--- Your instructions ---
Output the data word for word, dropping every image.
## BEGIN Task inputs
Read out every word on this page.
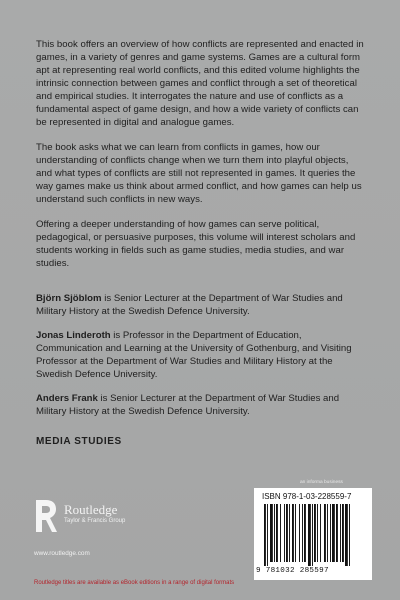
This book offers an overview of how conflicts are represented and enacted in games, in a variety of genres and game systems. Games are a cultural form apt at representing real world conflicts, and this edited volume highlights the intrinsic connection between games and conflict through a set of theoretical and empirical studies. It interrogates the nature and use of conflicts as a fundamental aspect of game design, and how a wide variety of conflicts can be represented in digital and analogue games.

The book asks what we can learn from conflicts in games, how our understanding of conflicts change when we turn them into playful objects, and what types of conflicts are still not represented in games. It queries the way games make us think about armed conflict, and how games can help us understand such conflicts in new ways.

Offering a deeper understanding of how games can serve political, pedagogical, or persuasive purposes, this volume will interest scholars and students working in fields such as game studies, media studies, and war studies.

Björn Sjöblom is Senior Lecturer at the Department of War Studies and Military History at the Swedish Defence University.

Jonas Linderoth is Professor in the Department of Education, Communication and Learning at the University of Gothenburg, and Visiting Professor at the Department of War Studies and Military History at the Swedish Defence University.

Anders Frank is Senior Lecturer at the Department of War Studies and Military History at the Swedish Defence University.

MEDIA STUDIES
Routledge
Taylor & Francis Group
www.routledge.com
Routledge titles are available as eBook editions in a range of digital formats
an informa business
ISBN 978-1-03-228559-7
9 781032 285597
## END Task inputs
--- Solved exercise ---
Read out every word on this page.
This book offers an overview of how conflicts are represented and enacted in games, in a variety of genres and game systems. Games are a cultural form apt at representing real world conflicts, and this edited volume highlights the intrinsic connection between games and conflict through a set of theoretical and empirical studies. It interrogates the nature and use of conflicts as a fundamental aspect of game design, and how a wide variety of conflicts can be represented in digital and analogue games.

The book asks what we can learn from conflicts in games, how our understanding of conflicts change when we turn them into playful objects, and what types of conflicts are still not represented in games. It queries the way games make us think about armed conflict, and how games can help us understand such conflicts in new ways.

Offering a deeper understanding of how games can serve political, pedagogical, or persuasive purposes, this volume will interest scholars and students working in fields such as game studies, media studies, and war studies.

Björn Sjöblom is Senior Lecturer at the Department of War Studies and Military History at the Swedish Defence University.

Jonas Linderoth is Professor in the Department of Education, Communication and Learning at the University of Gothenburg, and Visiting Professor at the Department of War Studies and Military History at the Swedish Defence University.

Anders Frank is Senior Lecturer at the Department of War Studies and Military History at the Swedish Defence University.

MEDIA STUDIES
Routledge
Taylor & Francis Group
www.routledge.com
Routledge titles are available as eBook editions in a range of digital formats
an informa business
ISBN 978-1-03-228559-7
9 781032 285597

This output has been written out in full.